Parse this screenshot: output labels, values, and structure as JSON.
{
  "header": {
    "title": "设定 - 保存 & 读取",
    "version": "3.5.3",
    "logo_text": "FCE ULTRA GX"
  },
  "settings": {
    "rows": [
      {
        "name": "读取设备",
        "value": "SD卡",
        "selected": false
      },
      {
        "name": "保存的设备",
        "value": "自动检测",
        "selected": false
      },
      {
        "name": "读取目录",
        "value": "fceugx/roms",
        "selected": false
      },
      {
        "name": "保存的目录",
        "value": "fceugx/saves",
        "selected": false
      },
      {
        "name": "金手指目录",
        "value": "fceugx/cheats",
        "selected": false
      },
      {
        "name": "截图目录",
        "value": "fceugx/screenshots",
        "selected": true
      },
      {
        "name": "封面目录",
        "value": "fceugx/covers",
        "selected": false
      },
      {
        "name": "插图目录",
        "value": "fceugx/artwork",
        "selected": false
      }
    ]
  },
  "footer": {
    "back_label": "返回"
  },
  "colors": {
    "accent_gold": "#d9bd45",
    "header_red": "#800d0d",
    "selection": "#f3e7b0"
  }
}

* **SHORT EXERCISE**
Using the data above, reproduce every line exactly.

* **FINISHED TASK**
Parse this screenshot: output labels, values, and structure as JSON.
{
  "header": {
    "title": "设定 - 保存 & 读取",
    "version": "3.5.3",
    "logo_text": "FCE ULTRA GX"
  },
  "settings": {
    "rows": [
      {
        "name": "读取设备",
        "value": "SD卡",
        "selected": false
      },
      {
        "name": "保存的设备",
        "value": "自动检测",
        "selected": false
      },
      {
        "name": "读取目录",
        "value": "fceugx/roms",
        "selected": false
      },
      {
        "name": "保存的目录",
        "value": "fceugx/saves",
        "selected": false
      },
      {
        "name": "金手指目录",
        "value": "fceugx/cheats",
        "selected": false
      },
      {
        "name": "截图目录",
        "value": "fceugx/screenshots",
        "selected": true
      },
      {
        "name": "封面目录",
        "value": "fceugx/covers",
        "selected": false
      },
      {
        "name": "插图目录",
        "value": "fceugx/artwork",
        "selected": false
      }
    ]
  },
  "footer": {
    "back_label": "返回"
  },
  "colors": {
    "accent_gold": "#d9bd45",
    "header_red": "#800d0d",
    "selection": "#f3e7b0"
  }
}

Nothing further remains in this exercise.